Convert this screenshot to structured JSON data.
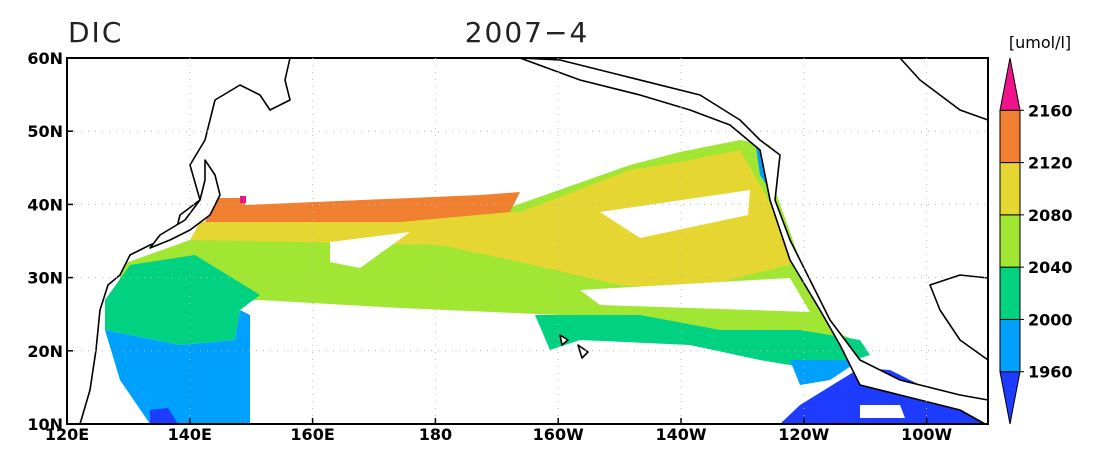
{
  "title": "DIC",
  "subtitle": "2007−4",
  "colorbar": {
    "unit": "[umol/l]",
    "levels": [
      1960,
      2000,
      2040,
      2080,
      2120,
      2160
    ],
    "colors": [
      "#1e3cff",
      "#00a0ff",
      "#00d282",
      "#a0e632",
      "#e6d632",
      "#f08030",
      "#f0148c"
    ]
  },
  "axes": {
    "xlim": [
      120,
      270
    ],
    "ylim": [
      10,
      60
    ],
    "xticks": [
      {
        "value": 120,
        "label": "120E"
      },
      {
        "value": 140,
        "label": "140E"
      },
      {
        "value": 160,
        "label": "160E"
      },
      180,
      {
        "value": 200,
        "label": "160W"
      },
      {
        "value": 220,
        "label": "140W"
      },
      {
        "value": 240,
        "label": "120W"
      },
      {
        "value": 260,
        "label": "100W"
      }
    ],
    "yticks": [
      {
        "value": 10,
        "label": "10N"
      },
      {
        "value": 20,
        "label": "20N"
      },
      {
        "value": 30,
        "label": "30N"
      },
      {
        "value": 40,
        "label": "40N"
      },
      {
        "value": 50,
        "label": "50N"
      },
      {
        "value": 60,
        "label": "60N"
      }
    ]
  }
}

• [REQUEST]:
The material above holds pictures; copy everything else in it exactly.

• [EXERCISE RESPONSE]:
Convert this screenshot to structured JSON data.
{
  "title": "DIC",
  "subtitle": "2007−4",
  "colorbar": {
    "unit": "[umol/l]",
    "levels": [
      1960,
      2000,
      2040,
      2080,
      2120,
      2160
    ],
    "colors": [
      "#1e3cff",
      "#00a0ff",
      "#00d282",
      "#a0e632",
      "#e6d632",
      "#f08030",
      "#f0148c"
    ]
  },
  "axes": {
    "xlim": [
      120,
      270
    ],
    "ylim": [
      10,
      60
    ],
    "xticks": [
      {
        "value": 120,
        "label": "120E"
      },
      {
        "value": 140,
        "label": "140E"
      },
      {
        "value": 160,
        "label": "160E"
      },
      180,
      {
        "value": 200,
        "label": "160W"
      },
      {
        "value": 220,
        "label": "140W"
      },
      {
        "value": 240,
        "label": "120W"
      },
      {
        "value": 260,
        "label": "100W"
      }
    ],
    "yticks": [
      {
        "value": 10,
        "label": "10N"
      },
      {
        "value": 20,
        "label": "20N"
      },
      {
        "value": 30,
        "label": "30N"
      },
      {
        "value": 40,
        "label": "40N"
      },
      {
        "value": 50,
        "label": "50N"
      },
      {
        "value": 60,
        "label": "60N"
      }
    ]
  }
}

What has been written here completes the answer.